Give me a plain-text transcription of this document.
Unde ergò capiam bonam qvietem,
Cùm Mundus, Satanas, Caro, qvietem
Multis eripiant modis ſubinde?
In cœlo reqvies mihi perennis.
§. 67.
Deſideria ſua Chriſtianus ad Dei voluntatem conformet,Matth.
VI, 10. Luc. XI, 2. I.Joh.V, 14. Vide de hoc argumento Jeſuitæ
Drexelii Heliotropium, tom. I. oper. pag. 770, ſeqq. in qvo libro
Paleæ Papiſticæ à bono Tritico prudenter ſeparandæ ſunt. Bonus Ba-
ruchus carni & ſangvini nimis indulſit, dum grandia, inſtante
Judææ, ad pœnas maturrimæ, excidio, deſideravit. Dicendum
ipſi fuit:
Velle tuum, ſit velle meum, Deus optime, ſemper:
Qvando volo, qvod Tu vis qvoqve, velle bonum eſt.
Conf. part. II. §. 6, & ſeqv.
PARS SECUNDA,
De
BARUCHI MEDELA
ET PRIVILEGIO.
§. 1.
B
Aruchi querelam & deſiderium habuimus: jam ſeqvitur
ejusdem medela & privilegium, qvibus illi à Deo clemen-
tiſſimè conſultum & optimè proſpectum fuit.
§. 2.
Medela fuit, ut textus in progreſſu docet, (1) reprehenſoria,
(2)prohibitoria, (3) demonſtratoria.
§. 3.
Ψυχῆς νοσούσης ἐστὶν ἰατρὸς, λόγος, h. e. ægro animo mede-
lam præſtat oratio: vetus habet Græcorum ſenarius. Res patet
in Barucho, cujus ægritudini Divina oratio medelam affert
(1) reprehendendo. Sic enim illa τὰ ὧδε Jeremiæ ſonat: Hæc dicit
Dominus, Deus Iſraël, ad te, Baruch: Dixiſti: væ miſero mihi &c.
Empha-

━━━━━━━━━━━━━━━━

EXERCISE PROMPT: Make an exact copy of the listing, including every line.

FULL SOLUTION:
Give me a plain-text transcription of this document.
Unde ergò capiam bonam qvietem,
Cùm Mundus, Satanas, Caro, qvietem
Multis eripiant modis ſubinde?
In cœlo reqvies mihi perennis.
§. 67.
Deſideria ſua Chriſtianus ad Dei voluntatem conformet,Matth.
VI, 10. Luc. XI, 2. I.Joh.V, 14. Vide de hoc argumento Jeſuitæ
Drexelii Heliotropium, tom. I. oper. pag. 770, ſeqq. in qvo libro
Paleæ Papiſticæ à bono Tritico prudenter ſeparandæ ſunt. Bonus Ba-
ruchus carni & ſangvini nimis indulſit, dum grandia, inſtante
Judææ, ad pœnas maturrimæ, excidio, deſideravit. Dicendum
ipſi fuit:
Velle tuum, ſit velle meum, Deus optime, ſemper:
Qvando volo, qvod Tu vis qvoqve, velle bonum eſt.
Conf. part. II. §. 6, & ſeqv.
PARS SECUNDA,
De
BARUCHI MEDELA
ET PRIVILEGIO.
§. 1.
B
Aruchi querelam & deſiderium habuimus: jam ſeqvitur
ejusdem medela & privilegium, qvibus illi à Deo clemen-
tiſſimè conſultum & optimè proſpectum fuit.
§. 2.
Medela fuit, ut textus in progreſſu docet, (1) reprehenſoria,
(2)prohibitoria, (3) demonſtratoria.
§. 3.
Ψυχῆς νοσούσης ἐστὶν ἰατρὸς, λόγος, h. e. ægro animo mede-
lam præſtat oratio: vetus habet Græcorum ſenarius. Res patet
in Barucho, cujus ægritudini Divina oratio medelam affert
(1) reprehendendo. Sic enim illa τὰ ὧδε Jeremiæ ſonat: Hæc dicit
Dominus, Deus Iſraël, ad te, Baruch: Dixiſti: væ miſero mihi &c.
Empha-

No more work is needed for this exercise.